Dataset records:
○ ○ ○ ○ ○

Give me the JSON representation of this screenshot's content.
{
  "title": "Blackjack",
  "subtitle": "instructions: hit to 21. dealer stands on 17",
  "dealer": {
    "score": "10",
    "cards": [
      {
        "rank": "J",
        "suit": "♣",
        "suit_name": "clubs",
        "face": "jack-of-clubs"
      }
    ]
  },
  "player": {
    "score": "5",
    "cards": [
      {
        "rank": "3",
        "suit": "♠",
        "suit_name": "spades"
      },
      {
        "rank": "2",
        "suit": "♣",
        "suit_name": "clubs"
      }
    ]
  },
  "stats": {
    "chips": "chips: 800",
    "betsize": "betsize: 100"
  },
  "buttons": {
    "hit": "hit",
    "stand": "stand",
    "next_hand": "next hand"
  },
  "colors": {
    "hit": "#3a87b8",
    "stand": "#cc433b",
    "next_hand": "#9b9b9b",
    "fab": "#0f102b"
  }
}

○ ○ ○ ○ ○

## The exercise
Reproduce the listing in full. Keep it exactly as written.

## Task solution
Give me the JSON representation of this screenshot's content.
{
  "title": "Blackjack",
  "subtitle": "instructions: hit to 21. dealer stands on 17",
  "dealer": {
    "score": "10",
    "cards": [
      {
        "rank": "J",
        "suit": "♣",
        "suit_name": "clubs",
        "face": "jack-of-clubs"
      }
    ]
  },
  "player": {
    "score": "5",
    "cards": [
      {
        "rank": "3",
        "suit": "♠",
        "suit_name": "spades"
      },
      {
        "rank": "2",
        "suit": "♣",
        "suit_name": "clubs"
      }
    ]
  },
  "stats": {
    "chips": "chips: 800",
    "betsize": "betsize: 100"
  },
  "buttons": {
    "hit": "hit",
    "stand": "stand",
    "next_hand": "next hand"
  },
  "colors": {
    "hit": "#3a87b8",
    "stand": "#cc433b",
    "next_hand": "#9b9b9b",
    "fab": "#0f102b"
  }
}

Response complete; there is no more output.